┌─ TEXTO FORNECIDO
Temos que (re)lembrar como é que este processo (constantemente adiado) realmente desencravou. Veio a Troika a Portugal e pediu aos nossos governantes que apresentassem a posição financeira do país (vulgo “balanço”). Os anfitriões pediram uns dias para “reunir” a informação (que não a tinham ali tão em cima do acontecimento), para depois apresentar um ficheiro Excel com os valores recolhidos via estatística (alguns “assim por alto”). Um país alegadamente moderno, membro da União Europeia, que não sabe aferir contabilisticamente o que deve e o que tem a haver. Vai daí, toca a levar a sério a contabilidade pública e deixar de parte a ideia de que as contas só interessam na (ATRASADA!) vertente orçamental do caixa, ou seja… do dinheiro que entra e que sai… no ano. Boa oportunidade para recomendar a leitura do artigo do blog sobre a dívida pública e o défice orçamental.


Como habitual, a dois meses da introdução do SNC-AP, ainda não se conhece o regulamento de formação do contabilista público nem o regulamento da certificação legal de contas das demonstrações orçamentais. Também não faz mal, porque as entidades públicas ainda estão todas a trabalhar no POC qualquer coisa e ainda só estamos em 2016. Resumindo-se, antevê-se uma grande azáfama nas camaratas administrativo-contabilísticas da Administração Pública para 2017. Calma que ainda temos o Natal entretanto...

sábado, 15 de outubro de 2016

Entidades de utilidade pública... mas pouco transparentes


As entidades coletivas de utilidade pública não são obrigadas a prestar contas publicamente, nem a publicá-las nos seus sites institucionais, à exceção das Fundações (obrigadas pela Lei n.º 24/2012, de 9 de julho), das IPSS (obrigadas pelo novo Estatuto das IPSS, conforme Decreto-Lei n.º 172-A/2014 de 14 de novembro) e os Partidos (que publicam contas no site do Tribunal Constitucional ao abrigo da Lei n.º 19/2003, de 20 de junho).

A “publicação de contas” das entidades coletivas de utilidade pública passa pelo envio do Relatório e Contas... à Secretaria Geral da Presidência do Conselho de Ministros. (!)

Entre as entidades que podem ficar no “vazio legal” de não prestar contas publicamente e que estão "isentas" de as divulgar no respetivo site, destacam-se as Associações e os Clubes (atenção, que não são sociedades desportivas).
└─
┌─ ITENS
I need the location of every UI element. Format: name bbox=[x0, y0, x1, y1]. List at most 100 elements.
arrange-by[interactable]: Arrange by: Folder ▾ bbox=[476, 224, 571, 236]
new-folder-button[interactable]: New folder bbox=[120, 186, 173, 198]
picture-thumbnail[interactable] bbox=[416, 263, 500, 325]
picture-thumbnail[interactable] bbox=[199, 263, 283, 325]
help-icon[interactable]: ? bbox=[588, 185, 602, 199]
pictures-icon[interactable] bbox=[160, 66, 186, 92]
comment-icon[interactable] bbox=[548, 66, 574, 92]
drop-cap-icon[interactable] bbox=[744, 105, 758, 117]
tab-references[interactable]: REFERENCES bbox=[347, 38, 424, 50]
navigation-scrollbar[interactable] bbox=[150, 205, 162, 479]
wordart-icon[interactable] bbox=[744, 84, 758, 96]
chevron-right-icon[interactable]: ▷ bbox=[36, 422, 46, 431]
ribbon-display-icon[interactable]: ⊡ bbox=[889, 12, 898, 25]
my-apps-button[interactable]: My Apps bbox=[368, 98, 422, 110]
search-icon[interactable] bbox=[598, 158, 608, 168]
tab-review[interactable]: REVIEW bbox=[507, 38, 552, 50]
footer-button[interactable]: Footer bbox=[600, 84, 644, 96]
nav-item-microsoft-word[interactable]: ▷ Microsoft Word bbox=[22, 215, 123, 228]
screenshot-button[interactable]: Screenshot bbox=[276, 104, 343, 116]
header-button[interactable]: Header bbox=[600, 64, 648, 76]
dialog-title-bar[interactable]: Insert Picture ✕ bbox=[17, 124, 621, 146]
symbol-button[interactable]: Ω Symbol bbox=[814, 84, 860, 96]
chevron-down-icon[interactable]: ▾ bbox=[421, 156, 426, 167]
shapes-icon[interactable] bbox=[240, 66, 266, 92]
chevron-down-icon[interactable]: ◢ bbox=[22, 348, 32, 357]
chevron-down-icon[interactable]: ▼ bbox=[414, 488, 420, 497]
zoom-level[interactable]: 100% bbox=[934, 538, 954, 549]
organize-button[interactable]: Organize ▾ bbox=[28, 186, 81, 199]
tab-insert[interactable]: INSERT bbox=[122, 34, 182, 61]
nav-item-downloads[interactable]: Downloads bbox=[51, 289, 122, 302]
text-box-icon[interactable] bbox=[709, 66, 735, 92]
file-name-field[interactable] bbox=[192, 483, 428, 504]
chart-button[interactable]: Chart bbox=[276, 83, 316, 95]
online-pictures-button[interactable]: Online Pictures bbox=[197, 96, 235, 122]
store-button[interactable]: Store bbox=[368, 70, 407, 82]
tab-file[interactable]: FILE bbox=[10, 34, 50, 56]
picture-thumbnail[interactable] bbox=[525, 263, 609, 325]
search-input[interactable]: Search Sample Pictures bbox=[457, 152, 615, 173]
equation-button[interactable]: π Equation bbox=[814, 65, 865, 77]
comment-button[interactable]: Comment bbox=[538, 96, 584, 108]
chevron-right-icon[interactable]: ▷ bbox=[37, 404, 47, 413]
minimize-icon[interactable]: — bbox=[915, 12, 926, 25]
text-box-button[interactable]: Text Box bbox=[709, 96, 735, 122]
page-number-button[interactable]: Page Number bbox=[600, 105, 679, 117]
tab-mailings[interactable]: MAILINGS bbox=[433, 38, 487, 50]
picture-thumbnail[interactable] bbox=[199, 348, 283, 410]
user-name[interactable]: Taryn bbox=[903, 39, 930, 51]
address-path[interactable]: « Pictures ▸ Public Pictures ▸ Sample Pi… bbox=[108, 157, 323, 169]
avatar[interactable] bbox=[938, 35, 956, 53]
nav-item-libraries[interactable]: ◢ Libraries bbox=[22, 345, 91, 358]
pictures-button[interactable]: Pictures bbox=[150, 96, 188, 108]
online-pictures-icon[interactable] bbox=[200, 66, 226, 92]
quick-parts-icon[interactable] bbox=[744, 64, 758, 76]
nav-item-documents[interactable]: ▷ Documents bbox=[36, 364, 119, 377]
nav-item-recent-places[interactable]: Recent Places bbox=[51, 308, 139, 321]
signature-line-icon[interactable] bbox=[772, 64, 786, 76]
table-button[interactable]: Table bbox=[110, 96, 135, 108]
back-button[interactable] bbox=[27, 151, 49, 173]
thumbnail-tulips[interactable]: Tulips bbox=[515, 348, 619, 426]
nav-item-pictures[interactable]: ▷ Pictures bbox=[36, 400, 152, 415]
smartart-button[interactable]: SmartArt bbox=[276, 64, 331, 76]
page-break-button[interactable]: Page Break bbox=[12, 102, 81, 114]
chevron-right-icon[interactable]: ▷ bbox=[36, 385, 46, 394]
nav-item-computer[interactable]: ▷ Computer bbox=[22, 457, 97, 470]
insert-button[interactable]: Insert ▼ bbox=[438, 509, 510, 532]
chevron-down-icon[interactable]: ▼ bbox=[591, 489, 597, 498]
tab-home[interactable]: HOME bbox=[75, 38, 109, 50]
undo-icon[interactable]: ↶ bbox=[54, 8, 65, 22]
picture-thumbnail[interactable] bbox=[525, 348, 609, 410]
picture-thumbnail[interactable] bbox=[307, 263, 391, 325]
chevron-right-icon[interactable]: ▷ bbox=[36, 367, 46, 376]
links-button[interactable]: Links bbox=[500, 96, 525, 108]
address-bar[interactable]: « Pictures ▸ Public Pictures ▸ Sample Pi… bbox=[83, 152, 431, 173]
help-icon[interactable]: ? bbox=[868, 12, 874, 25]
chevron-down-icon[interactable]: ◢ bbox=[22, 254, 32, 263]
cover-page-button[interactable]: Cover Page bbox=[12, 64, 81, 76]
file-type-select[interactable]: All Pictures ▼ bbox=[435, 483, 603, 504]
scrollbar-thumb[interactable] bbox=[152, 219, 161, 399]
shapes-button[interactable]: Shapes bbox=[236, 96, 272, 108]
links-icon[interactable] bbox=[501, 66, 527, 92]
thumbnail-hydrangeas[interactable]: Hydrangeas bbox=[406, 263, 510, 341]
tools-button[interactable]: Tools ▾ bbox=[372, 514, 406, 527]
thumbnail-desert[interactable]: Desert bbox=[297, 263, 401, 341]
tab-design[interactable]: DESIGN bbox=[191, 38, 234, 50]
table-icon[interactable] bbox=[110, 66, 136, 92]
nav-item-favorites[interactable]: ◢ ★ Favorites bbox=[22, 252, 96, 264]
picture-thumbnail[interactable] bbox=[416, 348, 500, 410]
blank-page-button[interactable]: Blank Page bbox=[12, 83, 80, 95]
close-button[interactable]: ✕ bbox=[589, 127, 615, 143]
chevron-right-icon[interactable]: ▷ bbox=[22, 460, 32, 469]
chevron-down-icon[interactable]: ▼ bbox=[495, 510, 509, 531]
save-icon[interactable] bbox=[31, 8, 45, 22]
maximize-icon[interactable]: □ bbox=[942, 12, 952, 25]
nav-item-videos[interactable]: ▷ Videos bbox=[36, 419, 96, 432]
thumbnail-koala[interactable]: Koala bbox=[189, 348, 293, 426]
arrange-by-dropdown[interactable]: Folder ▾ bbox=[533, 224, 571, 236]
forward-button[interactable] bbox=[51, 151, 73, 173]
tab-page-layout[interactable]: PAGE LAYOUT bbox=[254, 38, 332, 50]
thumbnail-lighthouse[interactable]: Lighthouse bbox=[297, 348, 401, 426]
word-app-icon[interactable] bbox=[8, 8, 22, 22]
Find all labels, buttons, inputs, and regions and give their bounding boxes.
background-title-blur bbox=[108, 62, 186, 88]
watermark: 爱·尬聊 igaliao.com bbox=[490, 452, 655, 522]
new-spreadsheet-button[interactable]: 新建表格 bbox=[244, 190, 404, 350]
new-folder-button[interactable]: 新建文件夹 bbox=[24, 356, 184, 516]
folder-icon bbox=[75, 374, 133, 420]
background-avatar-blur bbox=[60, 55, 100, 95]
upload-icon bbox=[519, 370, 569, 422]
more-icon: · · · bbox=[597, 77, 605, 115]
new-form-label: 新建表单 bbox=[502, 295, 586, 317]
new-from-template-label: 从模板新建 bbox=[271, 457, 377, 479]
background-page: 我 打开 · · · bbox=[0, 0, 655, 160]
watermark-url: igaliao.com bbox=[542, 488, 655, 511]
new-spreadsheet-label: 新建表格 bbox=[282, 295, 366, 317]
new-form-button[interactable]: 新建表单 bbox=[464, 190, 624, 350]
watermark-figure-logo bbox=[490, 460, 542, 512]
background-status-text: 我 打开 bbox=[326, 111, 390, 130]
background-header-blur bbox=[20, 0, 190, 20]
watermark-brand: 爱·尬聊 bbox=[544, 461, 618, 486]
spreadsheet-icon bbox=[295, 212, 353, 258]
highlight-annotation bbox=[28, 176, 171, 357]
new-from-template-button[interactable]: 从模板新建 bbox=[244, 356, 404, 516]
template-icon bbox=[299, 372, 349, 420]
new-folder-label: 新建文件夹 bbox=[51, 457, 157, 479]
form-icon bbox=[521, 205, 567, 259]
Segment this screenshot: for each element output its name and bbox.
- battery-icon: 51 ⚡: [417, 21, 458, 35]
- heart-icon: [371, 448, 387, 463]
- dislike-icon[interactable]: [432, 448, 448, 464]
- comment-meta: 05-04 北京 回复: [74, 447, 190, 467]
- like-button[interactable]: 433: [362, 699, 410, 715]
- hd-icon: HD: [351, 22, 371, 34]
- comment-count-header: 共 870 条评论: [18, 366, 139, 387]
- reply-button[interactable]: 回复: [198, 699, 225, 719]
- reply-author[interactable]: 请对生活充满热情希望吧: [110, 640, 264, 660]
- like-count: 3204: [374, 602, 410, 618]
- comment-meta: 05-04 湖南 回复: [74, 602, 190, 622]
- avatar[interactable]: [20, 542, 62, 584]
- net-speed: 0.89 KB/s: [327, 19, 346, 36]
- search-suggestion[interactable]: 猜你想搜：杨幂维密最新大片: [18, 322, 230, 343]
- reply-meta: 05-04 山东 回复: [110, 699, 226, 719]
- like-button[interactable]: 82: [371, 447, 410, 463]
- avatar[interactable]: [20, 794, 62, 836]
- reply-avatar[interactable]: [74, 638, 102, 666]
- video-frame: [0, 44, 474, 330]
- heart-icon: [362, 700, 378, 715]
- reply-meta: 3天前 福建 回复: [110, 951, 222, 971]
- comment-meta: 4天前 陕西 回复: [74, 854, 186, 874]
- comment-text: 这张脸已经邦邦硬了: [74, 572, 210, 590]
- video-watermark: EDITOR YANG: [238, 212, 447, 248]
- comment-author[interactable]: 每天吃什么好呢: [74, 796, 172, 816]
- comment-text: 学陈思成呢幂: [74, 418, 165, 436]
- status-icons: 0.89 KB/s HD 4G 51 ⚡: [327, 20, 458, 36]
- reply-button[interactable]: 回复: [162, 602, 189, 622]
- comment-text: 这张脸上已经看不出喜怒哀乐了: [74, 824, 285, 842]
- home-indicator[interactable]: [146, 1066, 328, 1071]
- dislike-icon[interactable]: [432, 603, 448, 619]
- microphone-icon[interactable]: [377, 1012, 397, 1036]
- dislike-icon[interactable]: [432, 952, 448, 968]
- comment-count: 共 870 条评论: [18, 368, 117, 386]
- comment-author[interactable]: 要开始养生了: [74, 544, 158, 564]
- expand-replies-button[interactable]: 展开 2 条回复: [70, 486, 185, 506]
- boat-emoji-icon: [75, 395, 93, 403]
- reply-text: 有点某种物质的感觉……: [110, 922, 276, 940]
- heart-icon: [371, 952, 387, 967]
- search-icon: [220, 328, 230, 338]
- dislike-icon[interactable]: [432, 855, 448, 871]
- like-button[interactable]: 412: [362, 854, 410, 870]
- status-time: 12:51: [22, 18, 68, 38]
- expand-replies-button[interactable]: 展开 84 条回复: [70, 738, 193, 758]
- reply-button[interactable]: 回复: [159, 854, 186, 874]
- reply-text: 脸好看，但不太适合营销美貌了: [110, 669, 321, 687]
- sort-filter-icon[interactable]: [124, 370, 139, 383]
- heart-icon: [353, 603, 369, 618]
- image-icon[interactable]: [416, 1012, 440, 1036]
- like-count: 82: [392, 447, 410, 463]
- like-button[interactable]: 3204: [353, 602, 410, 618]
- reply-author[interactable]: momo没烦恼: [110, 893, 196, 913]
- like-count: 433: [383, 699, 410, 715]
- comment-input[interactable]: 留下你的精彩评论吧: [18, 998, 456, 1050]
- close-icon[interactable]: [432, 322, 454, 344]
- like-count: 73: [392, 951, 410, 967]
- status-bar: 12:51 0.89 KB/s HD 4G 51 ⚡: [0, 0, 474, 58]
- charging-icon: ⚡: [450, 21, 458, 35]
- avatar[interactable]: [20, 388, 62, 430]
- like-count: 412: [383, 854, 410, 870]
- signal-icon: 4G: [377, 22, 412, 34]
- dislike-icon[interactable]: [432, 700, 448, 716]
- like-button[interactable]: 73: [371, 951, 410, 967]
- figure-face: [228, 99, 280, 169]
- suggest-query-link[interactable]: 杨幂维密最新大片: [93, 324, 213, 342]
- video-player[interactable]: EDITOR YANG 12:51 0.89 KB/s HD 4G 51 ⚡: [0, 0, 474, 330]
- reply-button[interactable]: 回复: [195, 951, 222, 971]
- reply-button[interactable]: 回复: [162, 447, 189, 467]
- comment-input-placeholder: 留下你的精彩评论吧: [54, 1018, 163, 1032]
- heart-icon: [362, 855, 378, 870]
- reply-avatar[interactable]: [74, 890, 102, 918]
└─
OBJETIVO DA TAREFA: Transcreva do texto sobre contabilidade pública o trecho entre "As entidades coletivas de utilidade pública não" e "são sociedades desportivas).", inclusive. Os itens provêm de outra fonte.

RESPOSTA REDIGIDA:
As entidades coletivas de utilidade pública não são obrigadas a prestar contas publicamente, nem a publicá-las nos seus sites institucionais, à exceção das Fundações (obrigadas pela Lei n.º 24/2012, de 9 de julho), das IPSS (obrigadas pelo novo Estatuto das IPSS, conforme Decreto-Lei n.º 172-A/2014 de 14 de novembro) e os Partidos (que publicam contas no site do Tribunal Constitucional ao abrigo da Lei n.º 19/2003, de 20 de junho).

A “publicação de contas” das entidades coletivas de utilidade pública passa pelo envio do Relatório e Contas... à Secretaria Geral da Presidência do Conselho de Ministros. (!)

Entre as entidades que podem ficar no “vazio legal” de não prestar contas publicamente e que estão "isentas" de as divulgar no respetivo site, destacam-se as Associações e os Clubes (atenção, que não são sociedades desportivas).